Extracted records
——————
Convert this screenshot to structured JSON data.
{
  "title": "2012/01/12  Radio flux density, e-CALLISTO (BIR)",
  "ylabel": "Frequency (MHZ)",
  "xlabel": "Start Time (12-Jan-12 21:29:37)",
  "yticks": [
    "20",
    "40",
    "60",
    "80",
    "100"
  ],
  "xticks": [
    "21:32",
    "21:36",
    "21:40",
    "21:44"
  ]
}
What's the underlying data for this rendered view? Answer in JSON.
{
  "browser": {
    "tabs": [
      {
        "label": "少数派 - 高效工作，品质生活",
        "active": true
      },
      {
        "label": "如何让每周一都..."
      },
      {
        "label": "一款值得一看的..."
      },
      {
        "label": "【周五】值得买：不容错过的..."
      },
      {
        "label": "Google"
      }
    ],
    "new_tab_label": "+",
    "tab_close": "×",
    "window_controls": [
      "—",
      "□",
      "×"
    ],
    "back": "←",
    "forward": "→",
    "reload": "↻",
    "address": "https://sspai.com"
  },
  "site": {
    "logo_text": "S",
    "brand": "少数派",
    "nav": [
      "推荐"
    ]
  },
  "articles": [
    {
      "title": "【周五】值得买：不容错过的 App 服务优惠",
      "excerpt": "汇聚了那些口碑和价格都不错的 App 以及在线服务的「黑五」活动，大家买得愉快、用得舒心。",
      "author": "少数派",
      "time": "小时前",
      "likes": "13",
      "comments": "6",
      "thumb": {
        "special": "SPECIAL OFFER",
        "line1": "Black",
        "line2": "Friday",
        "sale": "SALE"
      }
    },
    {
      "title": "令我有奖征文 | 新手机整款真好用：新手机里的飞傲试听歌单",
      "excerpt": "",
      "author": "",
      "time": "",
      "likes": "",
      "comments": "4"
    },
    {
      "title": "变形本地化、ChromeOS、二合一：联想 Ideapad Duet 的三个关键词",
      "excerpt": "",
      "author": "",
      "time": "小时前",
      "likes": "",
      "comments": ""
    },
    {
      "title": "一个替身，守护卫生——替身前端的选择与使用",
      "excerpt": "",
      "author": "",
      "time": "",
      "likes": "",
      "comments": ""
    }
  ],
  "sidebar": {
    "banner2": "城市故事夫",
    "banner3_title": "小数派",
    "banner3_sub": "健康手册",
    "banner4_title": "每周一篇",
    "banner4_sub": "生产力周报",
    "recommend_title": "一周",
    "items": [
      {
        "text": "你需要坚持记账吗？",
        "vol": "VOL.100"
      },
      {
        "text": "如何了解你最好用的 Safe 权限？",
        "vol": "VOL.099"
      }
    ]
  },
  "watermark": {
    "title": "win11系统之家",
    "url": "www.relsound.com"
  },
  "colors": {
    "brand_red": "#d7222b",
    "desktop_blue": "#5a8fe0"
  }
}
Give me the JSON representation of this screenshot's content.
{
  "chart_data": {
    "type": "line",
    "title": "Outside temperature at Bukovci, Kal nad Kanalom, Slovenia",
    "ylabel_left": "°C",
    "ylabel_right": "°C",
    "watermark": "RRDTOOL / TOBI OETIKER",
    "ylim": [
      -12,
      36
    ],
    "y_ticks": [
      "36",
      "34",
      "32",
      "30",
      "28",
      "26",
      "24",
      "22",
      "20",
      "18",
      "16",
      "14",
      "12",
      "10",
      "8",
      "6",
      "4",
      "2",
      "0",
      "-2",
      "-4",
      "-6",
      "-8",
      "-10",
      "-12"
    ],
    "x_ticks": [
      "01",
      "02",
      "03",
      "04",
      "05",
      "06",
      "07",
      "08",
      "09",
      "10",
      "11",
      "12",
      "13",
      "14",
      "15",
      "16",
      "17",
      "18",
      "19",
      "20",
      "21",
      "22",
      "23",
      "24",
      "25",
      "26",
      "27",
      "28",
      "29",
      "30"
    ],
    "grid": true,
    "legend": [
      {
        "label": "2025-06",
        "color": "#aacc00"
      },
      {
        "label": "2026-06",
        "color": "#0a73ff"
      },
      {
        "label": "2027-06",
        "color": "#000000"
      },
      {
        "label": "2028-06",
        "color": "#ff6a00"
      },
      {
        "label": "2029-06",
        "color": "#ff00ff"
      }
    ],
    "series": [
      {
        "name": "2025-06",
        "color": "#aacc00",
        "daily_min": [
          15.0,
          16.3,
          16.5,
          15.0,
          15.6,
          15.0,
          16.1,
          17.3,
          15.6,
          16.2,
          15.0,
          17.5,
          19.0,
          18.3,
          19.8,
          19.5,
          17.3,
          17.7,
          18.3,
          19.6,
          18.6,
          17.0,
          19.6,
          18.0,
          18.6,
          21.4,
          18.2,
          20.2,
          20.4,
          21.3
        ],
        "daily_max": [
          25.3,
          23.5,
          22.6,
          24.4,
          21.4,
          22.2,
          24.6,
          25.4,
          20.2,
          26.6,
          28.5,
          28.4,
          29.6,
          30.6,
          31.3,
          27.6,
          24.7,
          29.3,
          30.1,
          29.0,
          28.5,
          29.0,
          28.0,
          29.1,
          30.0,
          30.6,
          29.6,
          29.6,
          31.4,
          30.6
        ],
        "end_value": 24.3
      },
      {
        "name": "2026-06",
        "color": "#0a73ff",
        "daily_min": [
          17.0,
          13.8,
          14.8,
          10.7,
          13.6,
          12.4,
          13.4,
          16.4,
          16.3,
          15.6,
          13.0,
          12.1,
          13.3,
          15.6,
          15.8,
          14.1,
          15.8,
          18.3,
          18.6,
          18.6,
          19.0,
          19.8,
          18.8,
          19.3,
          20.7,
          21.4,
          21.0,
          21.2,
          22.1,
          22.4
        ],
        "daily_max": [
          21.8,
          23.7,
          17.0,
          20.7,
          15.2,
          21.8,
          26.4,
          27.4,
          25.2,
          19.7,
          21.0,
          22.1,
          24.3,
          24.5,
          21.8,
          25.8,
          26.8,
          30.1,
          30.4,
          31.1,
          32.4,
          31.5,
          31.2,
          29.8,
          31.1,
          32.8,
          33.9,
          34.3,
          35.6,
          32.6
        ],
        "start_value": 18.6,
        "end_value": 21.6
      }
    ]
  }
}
——————
- _Written task_: Give back each line above precisely as it stands.

- _Completed task_:
Convert this screenshot to structured JSON data.
{
  "title": "2012/01/12  Radio flux density, e-CALLISTO (BIR)",
  "ylabel": "Frequency (MHZ)",
  "xlabel": "Start Time (12-Jan-12 21:29:37)",
  "yticks": [
    "20",
    "40",
    "60",
    "80",
    "100"
  ],
  "xticks": [
    "21:32",
    "21:36",
    "21:40",
    "21:44"
  ]
}
What's the underlying data for this rendered view? Answer in JSON.
{
  "browser": {
    "tabs": [
      {
        "label": "少数派 - 高效工作，品质生活",
        "active": true
      },
      {
        "label": "如何让每周一都..."
      },
      {
        "label": "一款值得一看的..."
      },
      {
        "label": "【周五】值得买：不容错过的..."
      },
      {
        "label": "Google"
      }
    ],
    "new_tab_label": "+",
    "tab_close": "×",
    "window_controls": [
      "—",
      "□",
      "×"
    ],
    "back": "←",
    "forward": "→",
    "reload": "↻",
    "address": "https://sspai.com"
  },
  "site": {
    "logo_text": "S",
    "brand": "少数派",
    "nav": [
      "推荐"
    ]
  },
  "articles": [
    {
      "title": "【周五】值得买：不容错过的 App 服务优惠",
      "excerpt": "汇聚了那些口碑和价格都不错的 App 以及在线服务的「黑五」活动，大家买得愉快、用得舒心。",
      "author": "少数派",
      "time": "小时前",
      "likes": "13",
      "comments": "6",
      "thumb": {
        "special": "SPECIAL OFFER",
        "line1": "Black",
        "line2": "Friday",
        "sale": "SALE"
      }
    },
    {
      "title": "令我有奖征文 | 新手机整款真好用：新手机里的飞傲试听歌单",
      "excerpt": "",
      "author": "",
      "time": "",
      "likes": "",
      "comments": "4"
    },
    {
      "title": "变形本地化、ChromeOS、二合一：联想 Ideapad Duet 的三个关键词",
      "excerpt": "",
      "author": "",
      "time": "小时前",
      "likes": "",
      "comments": ""
    },
    {
      "title": "一个替身，守护卫生——替身前端的选择与使用",
      "excerpt": "",
      "author": "",
      "time": "",
      "likes": "",
      "comments": ""
    }
  ],
  "sidebar": {
    "banner2": "城市故事夫",
    "banner3_title": "小数派",
    "banner3_sub": "健康手册",
    "banner4_title": "每周一篇",
    "banner4_sub": "生产力周报",
    "recommend_title": "一周",
    "items": [
      {
        "text": "你需要坚持记账吗？",
        "vol": "VOL.100"
      },
      {
        "text": "如何了解你最好用的 Safe 权限？",
        "vol": "VOL.099"
      }
    ]
  },
  "watermark": {
    "title": "win11系统之家",
    "url": "www.relsound.com"
  },
  "colors": {
    "brand_red": "#d7222b",
    "desktop_blue": "#5a8fe0"
  }
}
Give me the JSON representation of this screenshot's content.
{
  "chart_data": {
    "type": "line",
    "title": "Outside temperature at Bukovci, Kal nad Kanalom, Slovenia",
    "ylabel_left": "°C",
    "ylabel_right": "°C",
    "watermark": "RRDTOOL / TOBI OETIKER",
    "ylim": [
      -12,
      36
    ],
    "y_ticks": [
      "36",
      "34",
      "32",
      "30",
      "28",
      "26",
      "24",
      "22",
      "20",
      "18",
      "16",
      "14",
      "12",
      "10",
      "8",
      "6",
      "4",
      "2",
      "0",
      "-2",
      "-4",
      "-6",
      "-8",
      "-10",
      "-12"
    ],
    "x_ticks": [
      "01",
      "02",
      "03",
      "04",
      "05",
      "06",
      "07",
      "08",
      "09",
      "10",
      "11",
      "12",
      "13",
      "14",
      "15",
      "16",
      "17",
      "18",
      "19",
      "20",
      "21",
      "22",
      "23",
      "24",
      "25",
      "26",
      "27",
      "28",
      "29",
      "30"
    ],
    "grid": true,
    "legend": [
      {
        "label": "2025-06",
        "color": "#aacc00"
      },
      {
        "label": "2026-06",
        "color": "#0a73ff"
      },
      {
        "label": "2027-06",
        "color": "#000000"
      },
      {
        "label": "2028-06",
        "color": "#ff6a00"
      },
      {
        "label": "2029-06",
        "color": "#ff00ff"
      }
    ],
    "series": [
      {
        "name": "2025-06",
        "color": "#aacc00",
        "daily_min": [
          15.0,
          16.3,
          16.5,
          15.0,
          15.6,
          15.0,
          16.1,
          17.3,
          15.6,
          16.2,
          15.0,
          17.5,
          19.0,
          18.3,
          19.8,
          19.5,
          17.3,
          17.7,
          18.3,
          19.6,
          18.6,
          17.0,
          19.6,
          18.0,
          18.6,
          21.4,
          18.2,
          20.2,
          20.4,
          21.3
        ],
        "daily_max": [
          25.3,
          23.5,
          22.6,
          24.4,
          21.4,
          22.2,
          24.6,
          25.4,
          20.2,
          26.6,
          28.5,
          28.4,
          29.6,
          30.6,
          31.3,
          27.6,
          24.7,
          29.3,
          30.1,
          29.0,
          28.5,
          29.0,
          28.0,
          29.1,
          30.0,
          30.6,
          29.6,
          29.6,
          31.4,
          30.6
        ],
        "end_value": 24.3
      },
      {
        "name": "2026-06",
        "color": "#0a73ff",
        "daily_min": [
          17.0,
          13.8,
          14.8,
          10.7,
          13.6,
          12.4,
          13.4,
          16.4,
          16.3,
          15.6,
          13.0,
          12.1,
          13.3,
          15.6,
          15.8,
          14.1,
          15.8,
          18.3,
          18.6,
          18.6,
          19.0,
          19.8,
          18.8,
          19.3,
          20.7,
          21.4,
          21.0,
          21.2,
          22.1,
          22.4
        ],
        "daily_max": [
          21.8,
          23.7,
          17.0,
          20.7,
          15.2,
          21.8,
          26.4,
          27.4,
          25.2,
          19.7,
          21.0,
          22.1,
          24.3,
          24.5,
          21.8,
          25.8,
          26.8,
          30.1,
          30.4,
          31.1,
          32.4,
          31.5,
          31.2,
          29.8,
          31.1,
          32.8,
          33.9,
          34.3,
          35.6,
          32.6
        ],
        "start_value": 18.6,
        "end_value": 21.6
      }
    ]
  }
}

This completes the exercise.